Begin
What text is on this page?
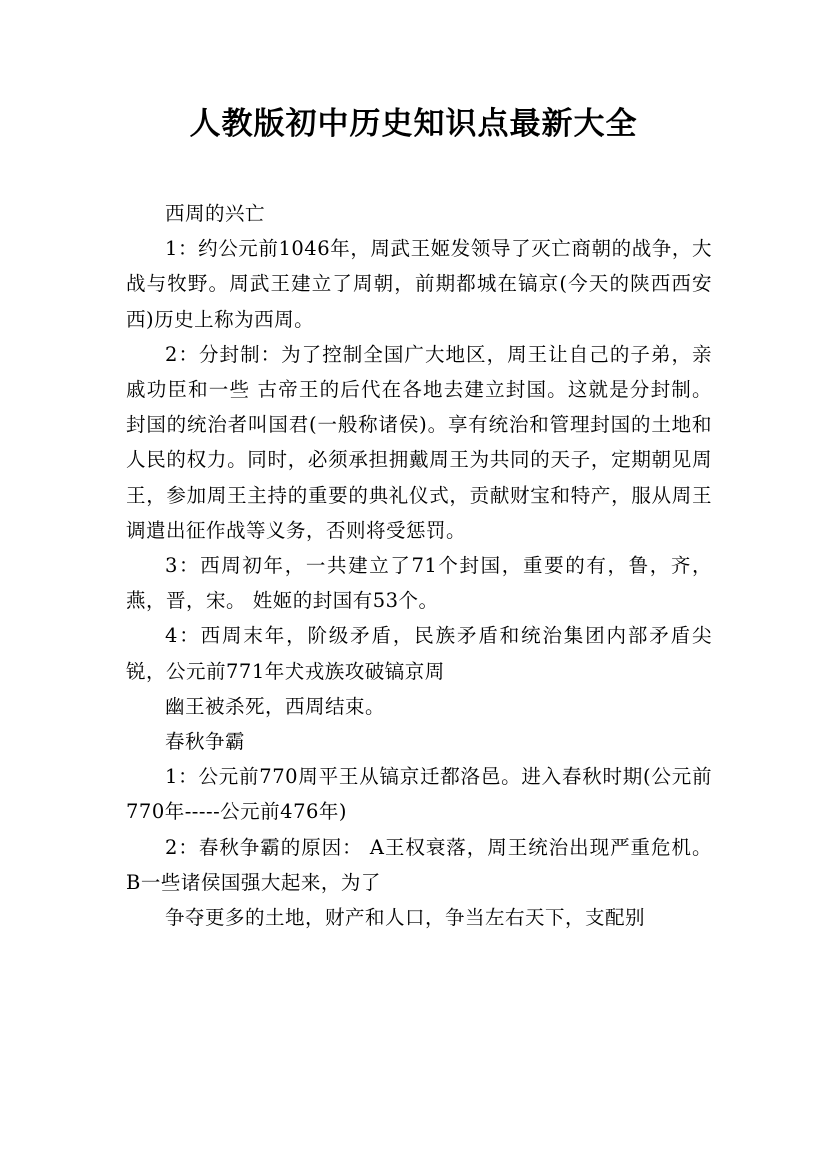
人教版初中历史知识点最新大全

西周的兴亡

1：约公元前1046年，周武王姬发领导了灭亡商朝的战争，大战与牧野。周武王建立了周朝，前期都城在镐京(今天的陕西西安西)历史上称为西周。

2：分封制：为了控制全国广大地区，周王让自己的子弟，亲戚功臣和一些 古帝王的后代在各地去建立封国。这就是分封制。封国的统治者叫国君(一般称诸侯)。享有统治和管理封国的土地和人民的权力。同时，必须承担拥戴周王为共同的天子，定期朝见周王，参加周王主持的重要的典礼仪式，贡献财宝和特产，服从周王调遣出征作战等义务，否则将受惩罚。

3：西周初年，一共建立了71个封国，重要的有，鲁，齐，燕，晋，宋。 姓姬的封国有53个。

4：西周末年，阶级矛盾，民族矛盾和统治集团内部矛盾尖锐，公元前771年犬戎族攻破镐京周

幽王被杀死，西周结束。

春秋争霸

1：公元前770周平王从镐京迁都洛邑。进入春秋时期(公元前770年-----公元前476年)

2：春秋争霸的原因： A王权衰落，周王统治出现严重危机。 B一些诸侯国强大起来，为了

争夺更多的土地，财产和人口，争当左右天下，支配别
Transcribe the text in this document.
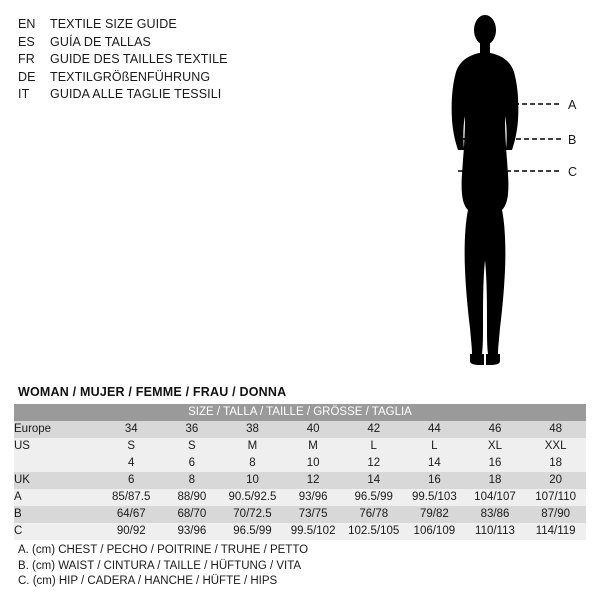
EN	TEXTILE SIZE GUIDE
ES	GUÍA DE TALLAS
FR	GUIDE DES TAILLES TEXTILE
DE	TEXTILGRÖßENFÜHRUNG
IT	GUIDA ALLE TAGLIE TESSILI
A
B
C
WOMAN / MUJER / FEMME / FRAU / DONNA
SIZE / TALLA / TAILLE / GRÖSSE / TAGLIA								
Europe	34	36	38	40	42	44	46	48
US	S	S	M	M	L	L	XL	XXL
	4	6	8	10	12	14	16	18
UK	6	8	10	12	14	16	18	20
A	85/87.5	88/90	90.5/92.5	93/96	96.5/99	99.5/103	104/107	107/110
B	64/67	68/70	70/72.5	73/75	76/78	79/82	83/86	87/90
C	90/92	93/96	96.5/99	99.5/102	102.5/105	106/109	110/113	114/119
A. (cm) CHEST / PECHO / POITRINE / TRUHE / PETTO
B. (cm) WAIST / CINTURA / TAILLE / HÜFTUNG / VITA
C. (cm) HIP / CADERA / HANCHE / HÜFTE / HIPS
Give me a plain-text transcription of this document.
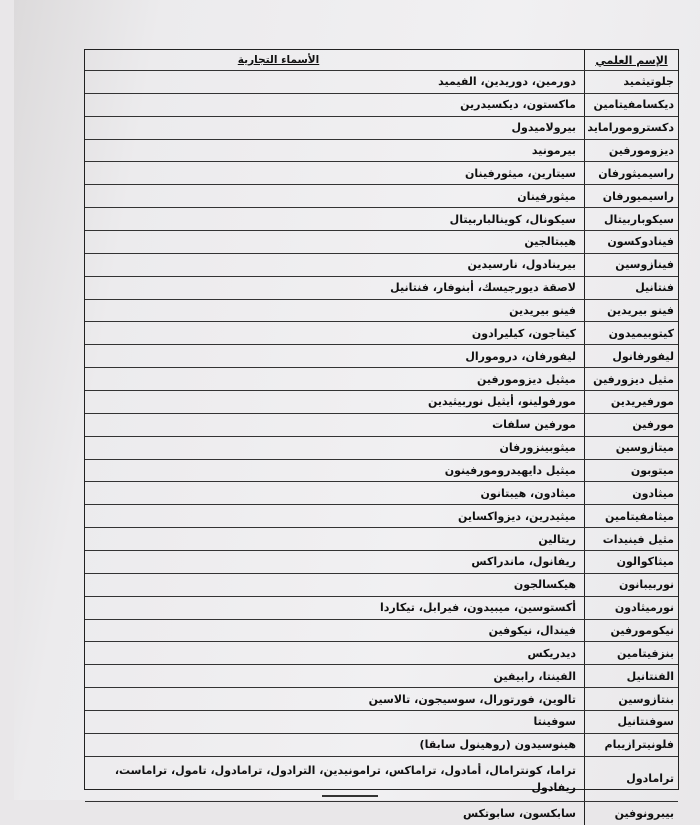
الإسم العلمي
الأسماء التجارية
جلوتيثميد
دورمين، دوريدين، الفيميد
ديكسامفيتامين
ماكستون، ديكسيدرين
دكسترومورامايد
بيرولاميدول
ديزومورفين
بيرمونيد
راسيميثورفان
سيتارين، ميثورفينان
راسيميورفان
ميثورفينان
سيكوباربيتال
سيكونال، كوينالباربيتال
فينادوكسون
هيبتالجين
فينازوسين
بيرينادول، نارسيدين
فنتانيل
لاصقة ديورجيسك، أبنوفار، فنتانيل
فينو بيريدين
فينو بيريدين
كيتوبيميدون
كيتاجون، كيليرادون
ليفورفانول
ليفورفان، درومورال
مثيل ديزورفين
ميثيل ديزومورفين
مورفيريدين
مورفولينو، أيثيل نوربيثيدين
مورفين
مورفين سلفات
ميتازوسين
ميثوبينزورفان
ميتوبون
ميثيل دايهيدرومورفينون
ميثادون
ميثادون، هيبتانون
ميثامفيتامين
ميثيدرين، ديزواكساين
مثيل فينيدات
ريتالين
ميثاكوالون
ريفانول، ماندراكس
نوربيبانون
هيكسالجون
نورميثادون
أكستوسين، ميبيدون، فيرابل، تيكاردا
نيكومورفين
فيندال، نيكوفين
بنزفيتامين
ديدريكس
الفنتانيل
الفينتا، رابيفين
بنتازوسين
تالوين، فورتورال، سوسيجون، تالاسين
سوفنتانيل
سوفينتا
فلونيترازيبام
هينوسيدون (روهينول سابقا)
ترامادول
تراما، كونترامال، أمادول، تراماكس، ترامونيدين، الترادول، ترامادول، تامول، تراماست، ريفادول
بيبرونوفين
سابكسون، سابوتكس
End
▸ **PROBLEM DETAILS**
Without the pictures, retype exactly the lines from the one that holds "Give me a plain-text" to the last line of the data above, both of them included.

▸ **CORRECT RESULT**
Give me a plain-text transcription of this document.
الإسم العلمي
الأسماء التجارية
جلوتيثميد
دورمين، دوريدين، الفيميد
ديكسامفيتامين
ماكستون، ديكسيدرين
دكسترومورامايد
بيرولاميدول
ديزومورفين
بيرمونيد
راسيميثورفان
سيتارين، ميثورفينان
راسيميورفان
ميثورفينان
سيكوباربيتال
سيكونال، كوينالباربيتال
فينادوكسون
هيبتالجين
فينازوسين
بيرينادول، نارسيدين
فنتانيل
لاصقة ديورجيسك، أبنوفار، فنتانيل
فينو بيريدين
فينو بيريدين
كيتوبيميدون
كيتاجون، كيليرادون
ليفورفانول
ليفورفان، درومورال
مثيل ديزورفين
ميثيل ديزومورفين
مورفيريدين
مورفولينو، أيثيل نوربيثيدين
مورفين
مورفين سلفات
ميتازوسين
ميثوبينزورفان
ميتوبون
ميثيل دايهيدرومورفينون
ميثادون
ميثادون، هيبتانون
ميثامفيتامين
ميثيدرين، ديزواكساين
مثيل فينيدات
ريتالين
ميثاكوالون
ريفانول، ماندراكس
نوربيبانون
هيكسالجون
نورميثادون
أكستوسين، ميبيدون، فيرابل، تيكاردا
نيكومورفين
فيندال، نيكوفين
بنزفيتامين
ديدريكس
الفنتانيل
الفينتا، رابيفين
بنتازوسين
تالوين، فورتورال، سوسيجون، تالاسين
سوفنتانيل
سوفينتا
فلونيترازيبام
هينوسيدون (روهينول سابقا)
ترامادول
تراما، كونترامال، أمادول، تراماكس، ترامونيدين، الترادول، ترامادول، تامول، تراماست، ريفادول
بيبرونوفين
سابكسون، سابوتكس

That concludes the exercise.